TASK PROMPT:
Rewrite the listing below with every "data-marker" changed to "point-marker" and nothing else altered. Omit the pictures from your answer.

:: DATASET EXTRACT ::

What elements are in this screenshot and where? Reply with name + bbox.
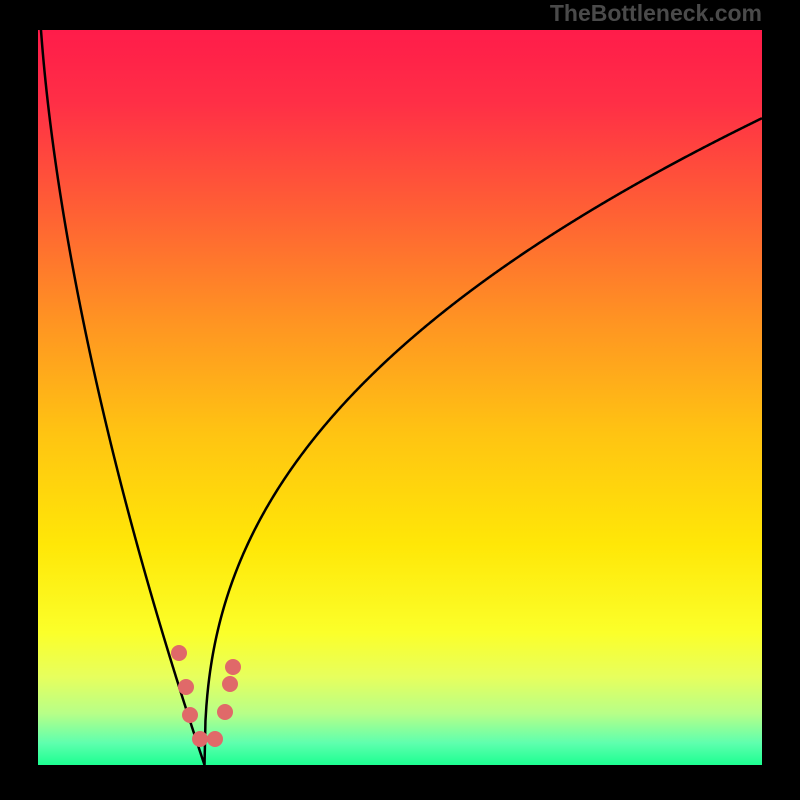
data-marker-2 (182, 707, 198, 723)
plot-area (38, 30, 762, 765)
data-marker-5 (217, 704, 233, 720)
data-marker-4 (207, 731, 223, 747)
curve-svg (38, 30, 762, 765)
data-marker-1 (178, 679, 194, 695)
data-marker-3 (192, 731, 208, 747)
data-marker-6 (222, 676, 238, 692)
chart-container: TheBottleneck.com (0, 0, 800, 800)
data-marker-7 (225, 659, 241, 675)
bottleneck-curve (38, 30, 762, 765)
watermark-text: TheBottleneck.com (550, 0, 762, 27)
data-marker-0 (171, 645, 187, 661)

:::

ANSWER TO THE EXERCISE:
What elements are in this screenshot and where? Reply with name + bbox.
point-marker-2 (182, 707, 198, 723)
plot-area (38, 30, 762, 765)
point-marker-5 (217, 704, 233, 720)
point-marker-4 (207, 731, 223, 747)
curve-svg (38, 30, 762, 765)
point-marker-1 (178, 679, 194, 695)
point-marker-3 (192, 731, 208, 747)
point-marker-6 (222, 676, 238, 692)
chart-container: TheBottleneck.com (0, 0, 800, 800)
point-marker-7 (225, 659, 241, 675)
bottleneck-curve (38, 30, 762, 765)
watermark-text: TheBottleneck.com (550, 0, 762, 27)
point-marker-0 (171, 645, 187, 661)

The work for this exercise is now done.